## BEGIN EXCERPTED RECORDS
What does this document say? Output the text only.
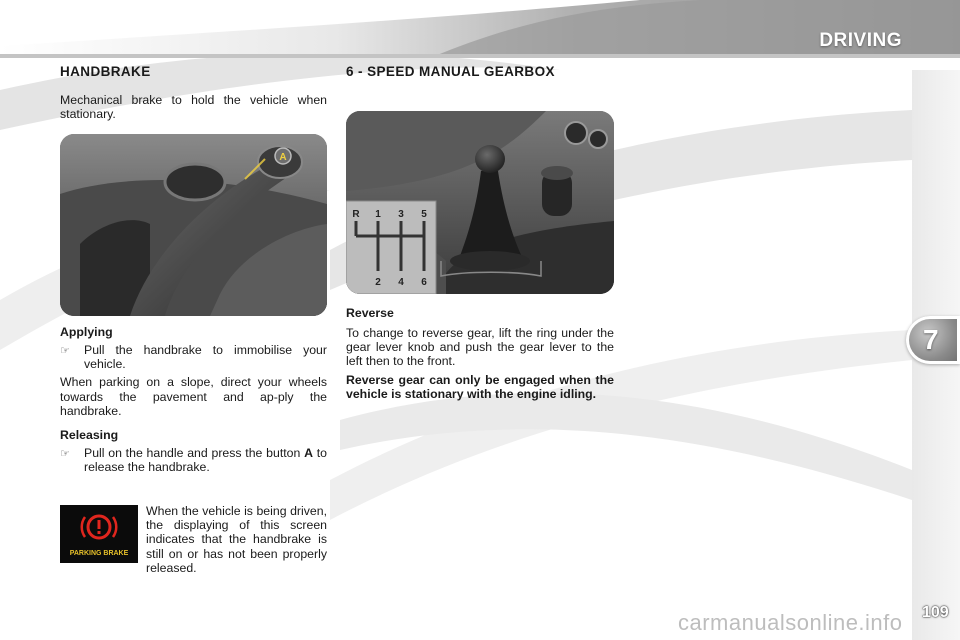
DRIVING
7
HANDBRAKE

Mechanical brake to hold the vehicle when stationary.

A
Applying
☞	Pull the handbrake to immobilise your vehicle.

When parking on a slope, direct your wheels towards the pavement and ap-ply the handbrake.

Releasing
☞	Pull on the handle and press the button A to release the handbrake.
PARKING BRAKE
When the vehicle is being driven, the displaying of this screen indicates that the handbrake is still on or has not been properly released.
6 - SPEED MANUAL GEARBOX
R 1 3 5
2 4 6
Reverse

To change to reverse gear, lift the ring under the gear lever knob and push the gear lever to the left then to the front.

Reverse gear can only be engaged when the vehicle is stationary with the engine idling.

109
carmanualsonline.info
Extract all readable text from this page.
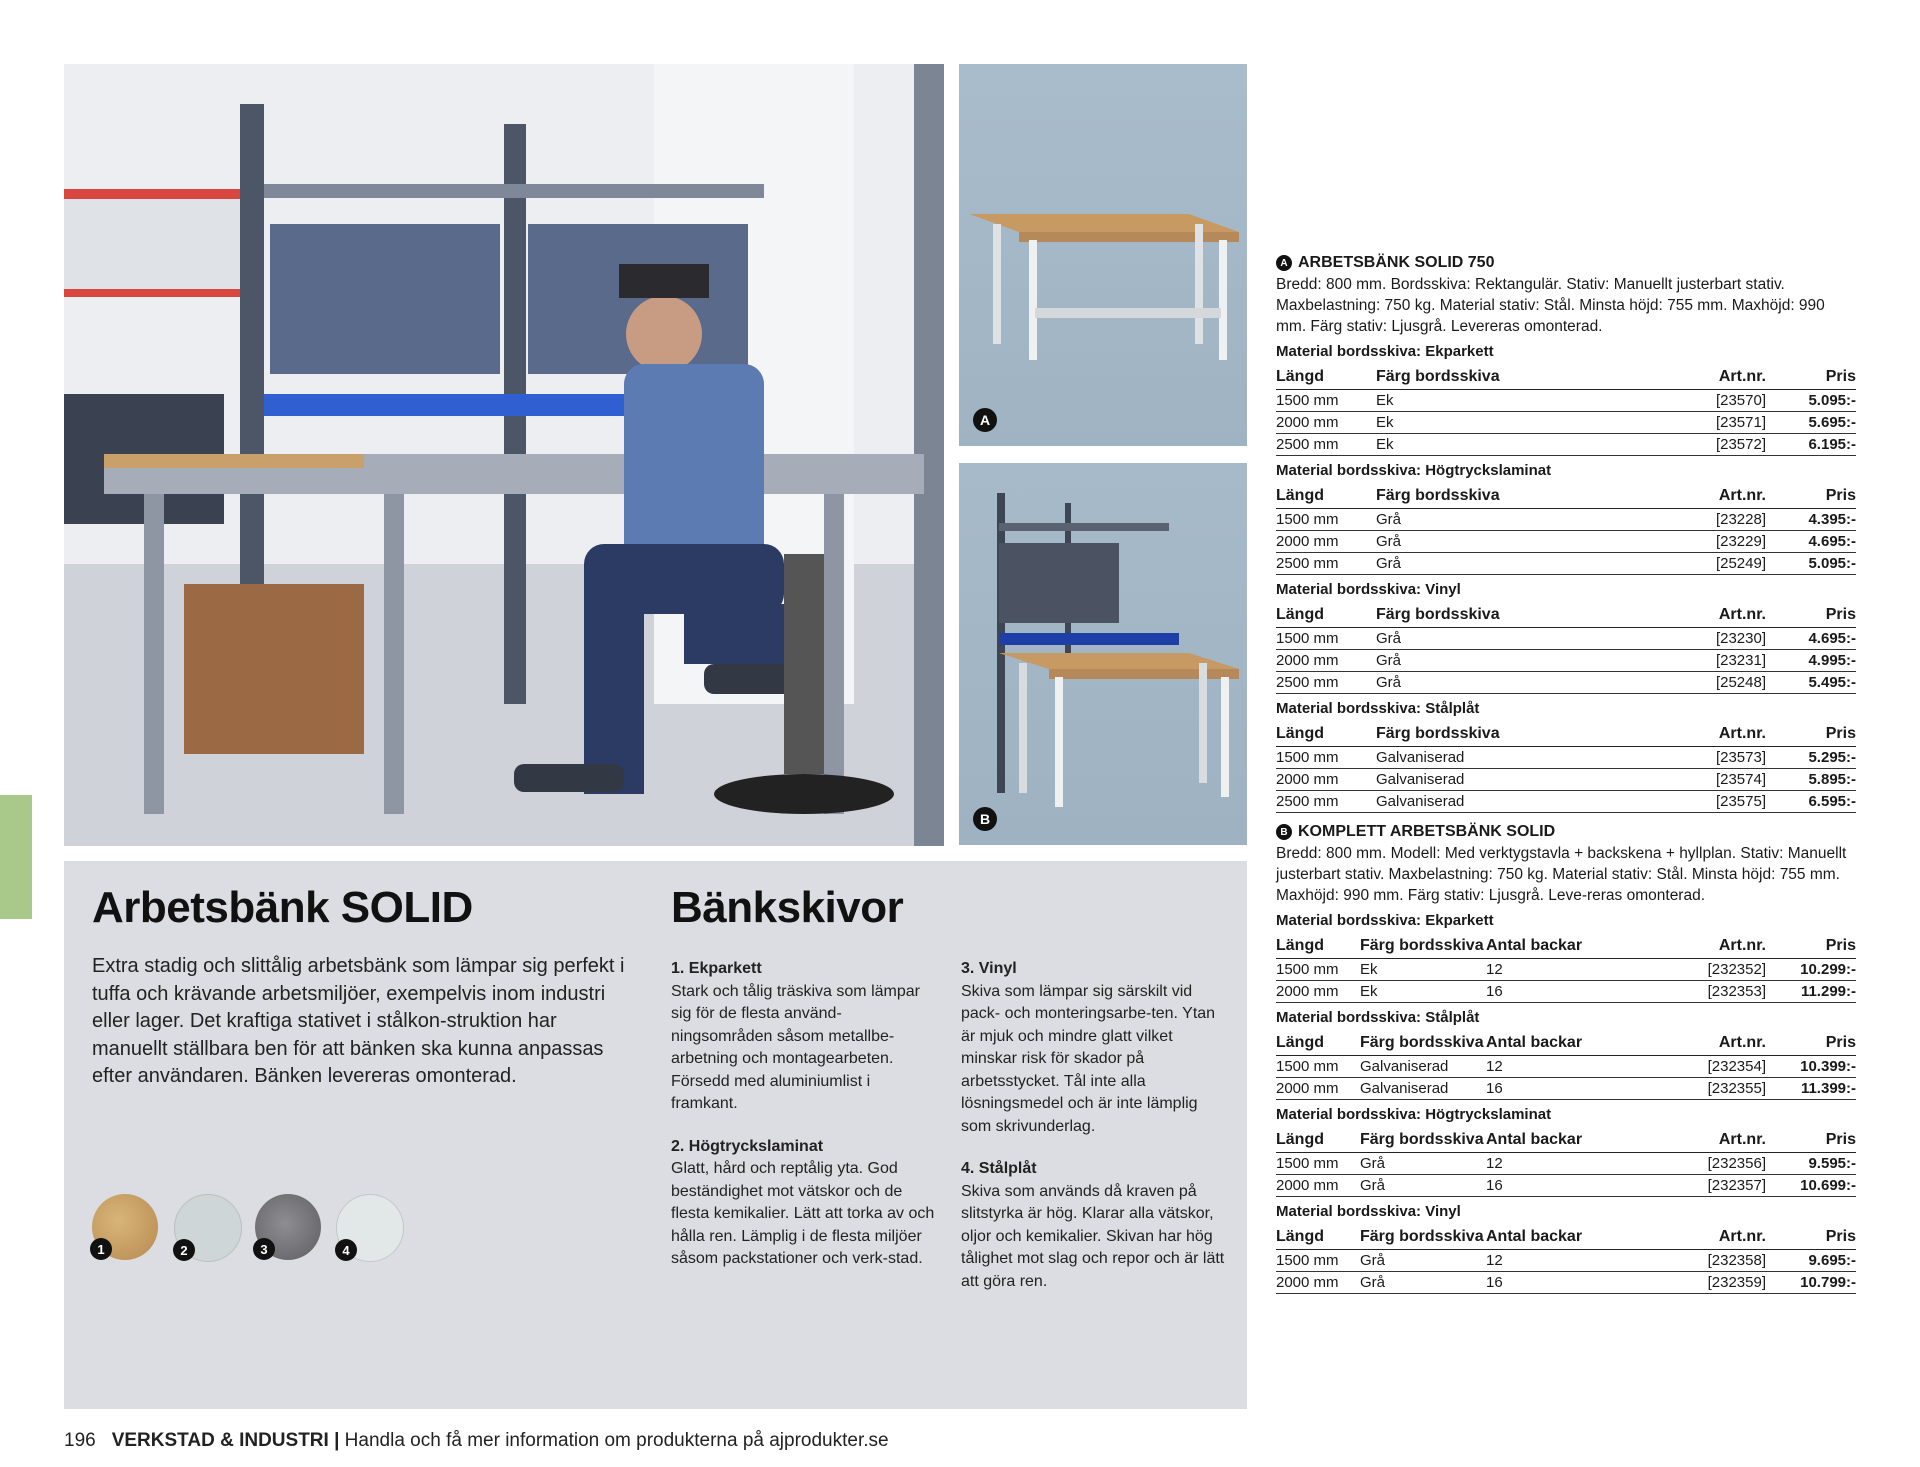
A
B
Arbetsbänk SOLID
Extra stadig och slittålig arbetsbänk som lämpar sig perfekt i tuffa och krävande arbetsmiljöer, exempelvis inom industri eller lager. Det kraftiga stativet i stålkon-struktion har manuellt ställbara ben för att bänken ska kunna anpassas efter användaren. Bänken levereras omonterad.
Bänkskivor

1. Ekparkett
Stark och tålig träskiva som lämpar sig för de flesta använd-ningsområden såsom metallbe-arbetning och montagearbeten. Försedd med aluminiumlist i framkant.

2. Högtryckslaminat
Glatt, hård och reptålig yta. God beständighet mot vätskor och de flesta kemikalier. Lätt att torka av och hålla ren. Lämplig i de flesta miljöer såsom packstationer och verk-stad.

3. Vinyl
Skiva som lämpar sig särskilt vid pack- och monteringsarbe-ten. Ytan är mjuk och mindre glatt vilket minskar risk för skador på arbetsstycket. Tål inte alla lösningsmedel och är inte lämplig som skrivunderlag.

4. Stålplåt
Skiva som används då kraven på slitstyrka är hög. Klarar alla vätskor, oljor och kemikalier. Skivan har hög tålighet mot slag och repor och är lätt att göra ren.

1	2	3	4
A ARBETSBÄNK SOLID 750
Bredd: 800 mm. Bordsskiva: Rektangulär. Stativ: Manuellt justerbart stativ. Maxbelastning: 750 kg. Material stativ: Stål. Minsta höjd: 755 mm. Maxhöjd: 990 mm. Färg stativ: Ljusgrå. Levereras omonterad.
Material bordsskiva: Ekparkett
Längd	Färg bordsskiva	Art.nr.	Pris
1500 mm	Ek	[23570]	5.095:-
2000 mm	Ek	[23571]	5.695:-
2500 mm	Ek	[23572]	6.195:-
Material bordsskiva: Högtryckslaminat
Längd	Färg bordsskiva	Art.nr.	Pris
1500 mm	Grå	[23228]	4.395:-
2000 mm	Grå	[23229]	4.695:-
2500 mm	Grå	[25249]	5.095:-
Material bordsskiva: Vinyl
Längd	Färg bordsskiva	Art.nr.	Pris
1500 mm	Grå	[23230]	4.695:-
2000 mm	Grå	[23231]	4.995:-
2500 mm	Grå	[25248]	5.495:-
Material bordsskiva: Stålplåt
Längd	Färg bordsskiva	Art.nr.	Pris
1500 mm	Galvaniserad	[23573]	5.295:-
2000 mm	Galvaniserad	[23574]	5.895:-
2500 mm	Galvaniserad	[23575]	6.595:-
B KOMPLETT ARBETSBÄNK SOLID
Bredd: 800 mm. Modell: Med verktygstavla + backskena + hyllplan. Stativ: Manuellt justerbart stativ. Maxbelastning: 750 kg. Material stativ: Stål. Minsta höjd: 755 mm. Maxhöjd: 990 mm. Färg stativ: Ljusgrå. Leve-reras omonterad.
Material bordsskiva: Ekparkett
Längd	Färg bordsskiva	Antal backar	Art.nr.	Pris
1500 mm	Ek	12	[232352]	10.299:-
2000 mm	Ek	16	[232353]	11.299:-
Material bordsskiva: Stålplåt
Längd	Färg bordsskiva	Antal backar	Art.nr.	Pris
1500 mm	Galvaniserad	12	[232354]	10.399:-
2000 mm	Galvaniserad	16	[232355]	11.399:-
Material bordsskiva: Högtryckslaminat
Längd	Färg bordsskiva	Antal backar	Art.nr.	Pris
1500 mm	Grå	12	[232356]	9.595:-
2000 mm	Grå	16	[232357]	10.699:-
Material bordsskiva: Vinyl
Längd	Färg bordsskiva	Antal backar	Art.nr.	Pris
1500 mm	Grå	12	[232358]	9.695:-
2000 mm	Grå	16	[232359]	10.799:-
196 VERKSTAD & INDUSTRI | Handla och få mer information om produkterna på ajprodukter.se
## END EXCERPTED RECORDS
## BEGIN EXCERPTED RECORDS
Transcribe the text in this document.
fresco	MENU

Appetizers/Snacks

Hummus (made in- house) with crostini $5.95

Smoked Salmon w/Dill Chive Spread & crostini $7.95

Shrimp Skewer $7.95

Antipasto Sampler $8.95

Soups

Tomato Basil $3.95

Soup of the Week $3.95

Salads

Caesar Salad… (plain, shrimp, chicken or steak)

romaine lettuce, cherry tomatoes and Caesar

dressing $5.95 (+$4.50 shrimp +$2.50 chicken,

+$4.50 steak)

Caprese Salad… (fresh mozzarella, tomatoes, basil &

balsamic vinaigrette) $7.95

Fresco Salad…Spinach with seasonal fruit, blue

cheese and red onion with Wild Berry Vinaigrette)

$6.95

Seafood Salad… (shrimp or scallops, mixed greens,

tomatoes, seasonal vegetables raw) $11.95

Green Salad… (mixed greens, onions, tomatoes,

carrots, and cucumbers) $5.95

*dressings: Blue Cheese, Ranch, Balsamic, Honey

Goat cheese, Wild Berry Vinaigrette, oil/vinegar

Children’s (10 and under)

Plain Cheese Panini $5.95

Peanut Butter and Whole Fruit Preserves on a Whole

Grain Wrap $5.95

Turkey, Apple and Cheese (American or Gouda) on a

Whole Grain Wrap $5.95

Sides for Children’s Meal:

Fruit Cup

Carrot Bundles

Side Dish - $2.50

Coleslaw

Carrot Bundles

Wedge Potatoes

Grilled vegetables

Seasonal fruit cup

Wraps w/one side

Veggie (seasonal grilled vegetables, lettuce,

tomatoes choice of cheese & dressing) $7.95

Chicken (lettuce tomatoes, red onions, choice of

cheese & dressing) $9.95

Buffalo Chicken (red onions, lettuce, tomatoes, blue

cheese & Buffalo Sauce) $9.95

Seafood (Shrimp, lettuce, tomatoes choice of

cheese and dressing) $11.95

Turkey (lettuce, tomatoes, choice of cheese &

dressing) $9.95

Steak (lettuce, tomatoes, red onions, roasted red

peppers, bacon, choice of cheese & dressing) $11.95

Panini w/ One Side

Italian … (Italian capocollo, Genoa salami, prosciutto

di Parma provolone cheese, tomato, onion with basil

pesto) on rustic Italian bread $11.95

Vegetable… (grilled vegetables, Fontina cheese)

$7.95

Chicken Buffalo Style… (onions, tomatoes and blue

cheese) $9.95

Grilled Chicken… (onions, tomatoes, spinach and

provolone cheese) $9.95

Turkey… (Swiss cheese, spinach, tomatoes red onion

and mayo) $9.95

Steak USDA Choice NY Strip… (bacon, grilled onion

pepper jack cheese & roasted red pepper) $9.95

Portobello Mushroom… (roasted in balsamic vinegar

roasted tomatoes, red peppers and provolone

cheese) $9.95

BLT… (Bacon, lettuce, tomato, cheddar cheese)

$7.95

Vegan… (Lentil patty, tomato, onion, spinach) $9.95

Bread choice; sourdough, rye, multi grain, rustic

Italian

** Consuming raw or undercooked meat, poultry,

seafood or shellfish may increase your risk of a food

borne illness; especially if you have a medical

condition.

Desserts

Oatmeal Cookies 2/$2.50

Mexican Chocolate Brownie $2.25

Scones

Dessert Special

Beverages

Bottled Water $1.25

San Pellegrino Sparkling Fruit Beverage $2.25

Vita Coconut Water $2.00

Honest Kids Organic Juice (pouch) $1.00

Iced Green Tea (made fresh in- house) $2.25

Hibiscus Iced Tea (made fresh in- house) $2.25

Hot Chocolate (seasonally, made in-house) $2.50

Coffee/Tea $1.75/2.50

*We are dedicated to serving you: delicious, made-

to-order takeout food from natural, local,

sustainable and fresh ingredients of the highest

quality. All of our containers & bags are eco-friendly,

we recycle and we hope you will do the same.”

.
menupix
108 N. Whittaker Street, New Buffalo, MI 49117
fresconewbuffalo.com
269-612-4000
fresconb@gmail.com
## END EXCERPTED RECORDS
## BEGIN EXCERPTED RECORDS
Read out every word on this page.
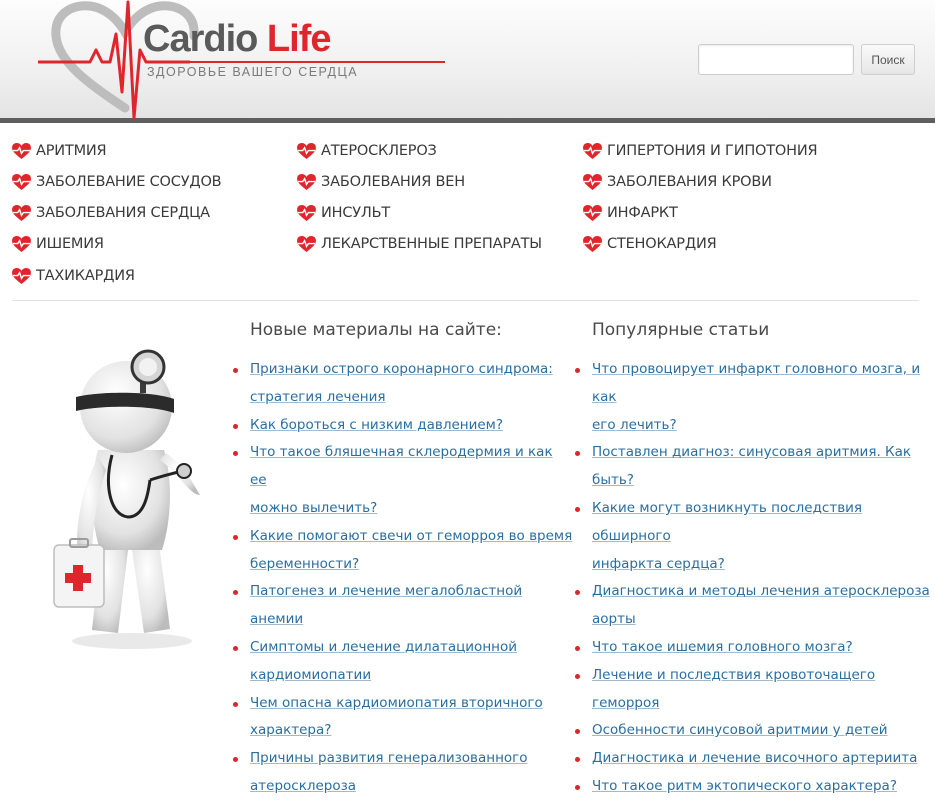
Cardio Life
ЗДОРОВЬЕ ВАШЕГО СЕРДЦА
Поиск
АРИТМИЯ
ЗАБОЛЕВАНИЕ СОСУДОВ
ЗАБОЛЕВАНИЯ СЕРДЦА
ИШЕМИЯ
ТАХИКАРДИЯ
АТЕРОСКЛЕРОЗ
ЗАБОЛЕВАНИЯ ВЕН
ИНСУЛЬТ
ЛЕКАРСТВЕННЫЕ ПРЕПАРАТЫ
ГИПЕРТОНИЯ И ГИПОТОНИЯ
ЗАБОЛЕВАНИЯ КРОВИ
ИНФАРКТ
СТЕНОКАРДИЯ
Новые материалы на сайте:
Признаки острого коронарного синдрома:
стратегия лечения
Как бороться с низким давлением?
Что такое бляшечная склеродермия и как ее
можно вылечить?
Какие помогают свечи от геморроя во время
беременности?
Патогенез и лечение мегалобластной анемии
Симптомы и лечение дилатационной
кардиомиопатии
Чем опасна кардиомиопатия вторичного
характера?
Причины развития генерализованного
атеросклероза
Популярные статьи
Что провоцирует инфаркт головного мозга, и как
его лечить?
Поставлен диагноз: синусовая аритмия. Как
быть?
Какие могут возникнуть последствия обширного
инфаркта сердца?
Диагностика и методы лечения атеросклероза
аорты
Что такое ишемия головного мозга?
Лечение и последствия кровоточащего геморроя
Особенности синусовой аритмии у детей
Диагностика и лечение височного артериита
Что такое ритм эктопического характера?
## END EXCERPTED RECORDS
Return all lines with the word "house" in them.

Hummus (made in- house) with crostini $5.95
Iced Green Tea (made fresh in- house) $2.25
Hibiscus Iced Tea (made fresh in- house) $2.25
Hot Chocolate (seasonally, made in-house) $2.50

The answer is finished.